-- start of Working data --
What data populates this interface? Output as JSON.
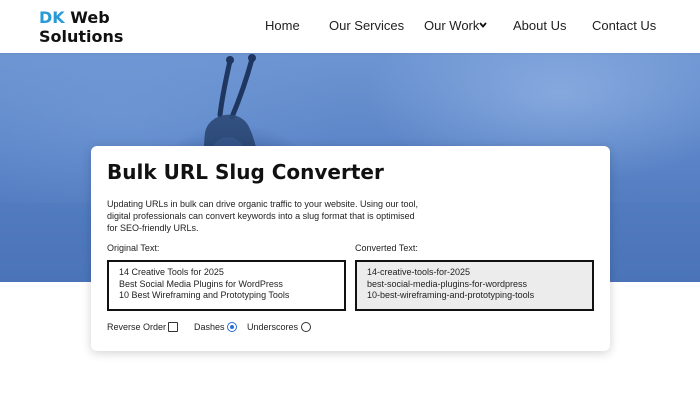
{
  "header": {
    "logo_prefix": "DK",
    "logo_rest_line1": " Web",
    "logo_line2": "Solutions",
    "brand_color": "#2a9ad6",
    "nav": [
      {
        "label": "Home"
      },
      {
        "label": "Our Services"
      },
      {
        "label": "Our Work",
        "has_dropdown": true
      },
      {
        "label": "About Us"
      },
      {
        "label": "Contact Us"
      }
    ]
  },
  "tool": {
    "title": "Bulk URL Slug Converter",
    "description": "Updating URLs in bulk can drive organic traffic to your website. Using our tool, digital professionals can convert keywords into a slug format that is optimised for SEO-friendly URLs.",
    "original_label": "Original Text:",
    "converted_label": "Converted Text:",
    "original_text": "14 Creative Tools for 2025\nBest Social Media Plugins for WordPress\n10 Best Wireframing and Prototyping Tools",
    "converted_text": "14-creative-tools-for-2025\nbest-social-media-plugins-for-wordpress\n10-best-wireframing-and-prototyping-tools",
    "options": {
      "reverse_order_label": "Reverse Order",
      "reverse_order_checked": false,
      "dashes_label": "Dashes",
      "dashes_selected": true,
      "underscores_label": "Underscores",
      "underscores_selected": false
    }
  }
}
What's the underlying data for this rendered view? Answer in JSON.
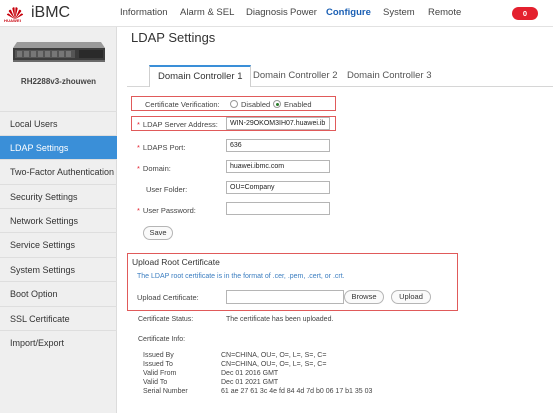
{
  "header": {
    "brand": "HUAWEI",
    "app_name": "iBMC",
    "nav": [
      "Information",
      "Alarm & SEL",
      "Diagnosis",
      "Power",
      "Configure",
      "System",
      "Remote"
    ],
    "active_nav": "Configure",
    "alert_count": "0",
    "colors": {
      "accent": "#1a5fb4",
      "alert": "#e4202e"
    }
  },
  "sidebar": {
    "server_name": "RH2288v3-zhouwen",
    "items": [
      {
        "label": "Local Users"
      },
      {
        "label": "LDAP Settings"
      },
      {
        "label": "Two-Factor Authentication"
      },
      {
        "label": "Security Settings"
      },
      {
        "label": "Network Settings"
      },
      {
        "label": "Service Settings"
      },
      {
        "label": "System Settings"
      },
      {
        "label": "Boot Option"
      },
      {
        "label": "SSL Certificate"
      },
      {
        "label": "Import/Export"
      }
    ],
    "active_item": "LDAP Settings"
  },
  "main": {
    "title": "LDAP Settings",
    "tabs": [
      {
        "label": "Domain Controller 1"
      },
      {
        "label": "Domain Controller 2"
      },
      {
        "label": "Domain Controller 3"
      }
    ],
    "active_tab": "Domain Controller 1",
    "form": {
      "cert_verification_label": "Certificate Verification:",
      "cert_options": [
        "Disabled",
        "Enabled"
      ],
      "cert_selected": "Enabled",
      "server_address_label": "LDAP Server Address:",
      "server_address_value": "WIN-29OKOM3IH07.huawei.ib",
      "port_label": "LDAPS Port:",
      "port_value": "636",
      "domain_label": "Domain:",
      "domain_value": "huawei.ibmc.com",
      "user_folder_label": "User Folder:",
      "user_folder_value": "OU=Company",
      "user_password_label": "User Password:",
      "user_password_value": "",
      "save_label": "Save"
    },
    "upload": {
      "title": "Upload Root Certificate",
      "note": "The LDAP root certificate is in the format of .cer, .pem, .cert, or .crt.",
      "upload_label": "Upload Certificate:",
      "file_value": "",
      "browse_label": "Browse",
      "upload_button_label": "Upload"
    },
    "status": {
      "label": "Certificate Status:",
      "value": "The certificate has been uploaded."
    },
    "cert_info": {
      "label": "Certificate Info:",
      "rows": [
        {
          "key": "Issued By",
          "value": "CN=CHINA, OU=, O=, L=, S=, C="
        },
        {
          "key": "Issued To",
          "value": "CN=CHINA, OU=, O=, L=, S=, C="
        },
        {
          "key": "Valid From",
          "value": "Dec 01 2016 GMT"
        },
        {
          "key": "Valid To",
          "value": "Dec 01 2021 GMT"
        },
        {
          "key": "Serial Number",
          "value": "61 ae 27 61 3c 4e fd 84 4d 7d b0 06 17 b1 35 03"
        }
      ]
    }
  }
}
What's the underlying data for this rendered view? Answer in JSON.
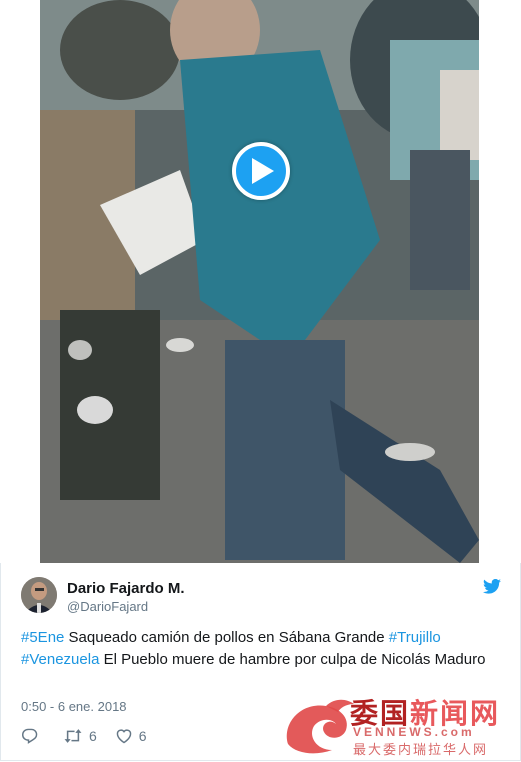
-- end of Working data --
### Direction
Pictures are to be left out; the records above must be repeated word for word.

### Written reply
What data populates this interface? Output as JSON.
{
  "header": {
    "logo_prefix": "DK",
    "logo_rest_line1": " Web",
    "logo_line2": "Solutions",
    "brand_color": "#2a9ad6",
    "nav": [
      {
        "label": "Home"
      },
      {
        "label": "Our Services"
      },
      {
        "label": "Our Work",
        "has_dropdown": true
      },
      {
        "label": "About Us"
      },
      {
        "label": "Contact Us"
      }
    ]
  },
  "tool": {
    "title": "Bulk URL Slug Converter",
    "description": "Updating URLs in bulk can drive organic traffic to your website. Using our tool, digital professionals can convert keywords into a slug format that is optimised for SEO-friendly URLs.",
    "original_label": "Original Text:",
    "converted_label": "Converted Text:",
    "original_text": "14 Creative Tools for 2025\nBest Social Media Plugins for WordPress\n10 Best Wireframing and Prototyping Tools",
    "converted_text": "14-creative-tools-for-2025\nbest-social-media-plugins-for-wordpress\n10-best-wireframing-and-prototyping-tools",
    "options": {
      "reverse_order_label": "Reverse Order",
      "reverse_order_checked": false,
      "dashes_label": "Dashes",
      "dashes_selected": true,
      "underscores_label": "Underscores",
      "underscores_selected": false
    }
  }
}
What's the underlying data for this rendered view? Answer in JSON.
{
  "header": {
    "brand": "HUAWEI",
    "app_name": "iBMC",
    "nav": [
      "Information",
      "Alarm & SEL",
      "Diagnosis",
      "Power",
      "Configure",
      "System",
      "Remote"
    ],
    "active_nav": "Configure",
    "alert_count": "0",
    "colors": {
      "accent": "#1a5fb4",
      "alert": "#e4202e"
    }
  },
  "sidebar": {
    "server_name": "RH2288v3-zhouwen",
    "items": [
      {
        "label": "Local Users"
      },
      {
        "label": "LDAP Settings"
      },
      {
        "label": "Two-Factor Authentication"
      },
      {
        "label": "Security Settings"
      },
      {
        "label": "Network Settings"
      },
      {
        "label": "Service Settings"
      },
      {
        "label": "System Settings"
      },
      {
        "label": "Boot Option"
      },
      {
        "label": "SSL Certificate"
      },
      {
        "label": "Import/Export"
      }
    ],
    "active_item": "LDAP Settings"
  },
  "main": {
    "title": "LDAP Settings",
    "tabs": [
      {
        "label": "Domain Controller 1"
      },
      {
        "label": "Domain Controller 2"
      },
      {
        "label": "Domain Controller 3"
      }
    ],
    "active_tab": "Domain Controller 1",
    "form": {
      "cert_verification_label": "Certificate Verification:",
      "cert_options": [
        "Disabled",
        "Enabled"
      ],
      "cert_selected": "Enabled",
      "server_address_label": "LDAP Server Address:",
      "server_address_value": "WIN-29OKOM3IH07.huawei.ib",
      "port_label": "LDAPS Port:",
      "port_value": "636",
      "domain_label": "Domain:",
      "domain_value": "huawei.ibmc.com",
      "user_folder_label": "User Folder:",
      "user_folder_value": "OU=Company",
      "user_password_label": "User Password:",
      "user_password_value": "",
      "save_label": "Save"
    },
    "upload": {
      "title": "Upload Root Certificate",
      "note": "The LDAP root certificate is in the format of .cer, .pem, .cert, or .crt.",
      "upload_label": "Upload Certificate:",
      "file_value": "",
      "browse_label": "Browse",
      "upload_button_label": "Upload"
    },
    "status": {
      "label": "Certificate Status:",
      "value": "The certificate has been uploaded."
    },
    "cert_info": {
      "label": "Certificate Info:",
      "rows": [
        {
          "key": "Issued By",
          "value": "CN=CHINA, OU=, O=, L=, S=, C="
        },
        {
          "key": "Issued To",
          "value": "CN=CHINA, OU=, O=, L=, S=, C="
        },
        {
          "key": "Valid From",
          "value": "Dec 01 2016 GMT"
        },
        {
          "key": "Valid To",
          "value": "Dec 01 2021 GMT"
        },
        {
          "key": "Serial Number",
          "value": "61 ae 27 61 3c 4e fd 84 4d 7d b0 06 17 b1 35 03"
        }
      ]
    }
  }
}
What's the underlying data for this rendered view? Answer in JSON.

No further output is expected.